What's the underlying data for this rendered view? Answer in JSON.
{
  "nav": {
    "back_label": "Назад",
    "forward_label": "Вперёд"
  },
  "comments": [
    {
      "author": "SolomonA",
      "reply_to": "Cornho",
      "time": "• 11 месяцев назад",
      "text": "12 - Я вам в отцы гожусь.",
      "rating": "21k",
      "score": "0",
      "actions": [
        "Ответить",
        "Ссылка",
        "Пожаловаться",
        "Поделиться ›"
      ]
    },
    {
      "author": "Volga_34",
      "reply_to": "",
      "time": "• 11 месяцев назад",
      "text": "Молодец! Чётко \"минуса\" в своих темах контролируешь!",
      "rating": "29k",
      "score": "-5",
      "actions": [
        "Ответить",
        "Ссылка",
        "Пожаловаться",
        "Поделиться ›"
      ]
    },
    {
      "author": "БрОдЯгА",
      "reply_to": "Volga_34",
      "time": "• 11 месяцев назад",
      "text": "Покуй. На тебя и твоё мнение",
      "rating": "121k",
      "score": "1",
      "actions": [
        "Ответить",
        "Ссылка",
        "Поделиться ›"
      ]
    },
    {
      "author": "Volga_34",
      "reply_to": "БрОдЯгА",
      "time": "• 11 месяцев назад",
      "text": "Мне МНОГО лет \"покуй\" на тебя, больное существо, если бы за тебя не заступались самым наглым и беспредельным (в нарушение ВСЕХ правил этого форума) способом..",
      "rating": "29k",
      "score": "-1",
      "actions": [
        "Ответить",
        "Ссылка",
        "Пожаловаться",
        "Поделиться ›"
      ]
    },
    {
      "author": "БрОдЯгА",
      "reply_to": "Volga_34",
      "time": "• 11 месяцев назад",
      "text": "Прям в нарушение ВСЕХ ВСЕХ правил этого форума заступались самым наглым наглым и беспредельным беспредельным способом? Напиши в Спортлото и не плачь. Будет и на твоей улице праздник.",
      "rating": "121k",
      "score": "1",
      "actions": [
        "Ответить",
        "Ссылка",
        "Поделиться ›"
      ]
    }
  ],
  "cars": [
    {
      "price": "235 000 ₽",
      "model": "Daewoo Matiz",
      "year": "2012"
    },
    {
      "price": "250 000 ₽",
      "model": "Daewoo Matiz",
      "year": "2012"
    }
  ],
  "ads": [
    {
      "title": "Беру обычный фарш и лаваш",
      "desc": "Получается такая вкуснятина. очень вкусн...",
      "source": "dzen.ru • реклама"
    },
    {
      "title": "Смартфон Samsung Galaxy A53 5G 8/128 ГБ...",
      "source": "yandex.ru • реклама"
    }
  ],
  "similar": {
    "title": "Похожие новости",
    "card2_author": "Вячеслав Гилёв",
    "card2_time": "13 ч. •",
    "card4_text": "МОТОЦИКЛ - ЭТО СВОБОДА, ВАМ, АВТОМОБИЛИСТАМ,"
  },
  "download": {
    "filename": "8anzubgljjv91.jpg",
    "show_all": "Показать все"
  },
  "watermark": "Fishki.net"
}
────────
> _What is being asked_
From the preceding material, extract every line exactly.

> _Response to this task_
What's the underlying data for this rendered view? Answer in JSON.
{
  "nav": {
    "back_label": "Назад",
    "forward_label": "Вперёд"
  },
  "comments": [
    {
      "author": "SolomonA",
      "reply_to": "Cornho",
      "time": "• 11 месяцев назад",
      "text": "12 - Я вам в отцы гожусь.",
      "rating": "21k",
      "score": "0",
      "actions": [
        "Ответить",
        "Ссылка",
        "Пожаловаться",
        "Поделиться ›"
      ]
    },
    {
      "author": "Volga_34",
      "reply_to": "",
      "time": "• 11 месяцев назад",
      "text": "Молодец! Чётко \"минуса\" в своих темах контролируешь!",
      "rating": "29k",
      "score": "-5",
      "actions": [
        "Ответить",
        "Ссылка",
        "Пожаловаться",
        "Поделиться ›"
      ]
    },
    {
      "author": "БрОдЯгА",
      "reply_to": "Volga_34",
      "time": "• 11 месяцев назад",
      "text": "Покуй. На тебя и твоё мнение",
      "rating": "121k",
      "score": "1",
      "actions": [
        "Ответить",
        "Ссылка",
        "Поделиться ›"
      ]
    },
    {
      "author": "Volga_34",
      "reply_to": "БрОдЯгА",
      "time": "• 11 месяцев назад",
      "text": "Мне МНОГО лет \"покуй\" на тебя, больное существо, если бы за тебя не заступались самым наглым и беспредельным (в нарушение ВСЕХ правил этого форума) способом..",
      "rating": "29k",
      "score": "-1",
      "actions": [
        "Ответить",
        "Ссылка",
        "Пожаловаться",
        "Поделиться ›"
      ]
    },
    {
      "author": "БрОдЯгА",
      "reply_to": "Volga_34",
      "time": "• 11 месяцев назад",
      "text": "Прям в нарушение ВСЕХ ВСЕХ правил этого форума заступались самым наглым наглым и беспредельным беспредельным способом? Напиши в Спортлото и не плачь. Будет и на твоей улице праздник.",
      "rating": "121k",
      "score": "1",
      "actions": [
        "Ответить",
        "Ссылка",
        "Поделиться ›"
      ]
    }
  ],
  "cars": [
    {
      "price": "235 000 ₽",
      "model": "Daewoo Matiz",
      "year": "2012"
    },
    {
      "price": "250 000 ₽",
      "model": "Daewoo Matiz",
      "year": "2012"
    }
  ],
  "ads": [
    {
      "title": "Беру обычный фарш и лаваш",
      "desc": "Получается такая вкуснятина. очень вкусн...",
      "source": "dzen.ru • реклама"
    },
    {
      "title": "Смартфон Samsung Galaxy A53 5G 8/128 ГБ...",
      "source": "yandex.ru • реклама"
    }
  ],
  "similar": {
    "title": "Похожие новости",
    "card2_author": "Вячеслав Гилёв",
    "card2_time": "13 ч. •",
    "card4_text": "МОТОЦИКЛ - ЭТО СВОБОДА, ВАМ, АВТОМОБИЛИСТАМ,"
  },
  "download": {
    "filename": "8anzubgljjv91.jpg",
    "show_all": "Показать все"
  },
  "watermark": "Fishki.net"
}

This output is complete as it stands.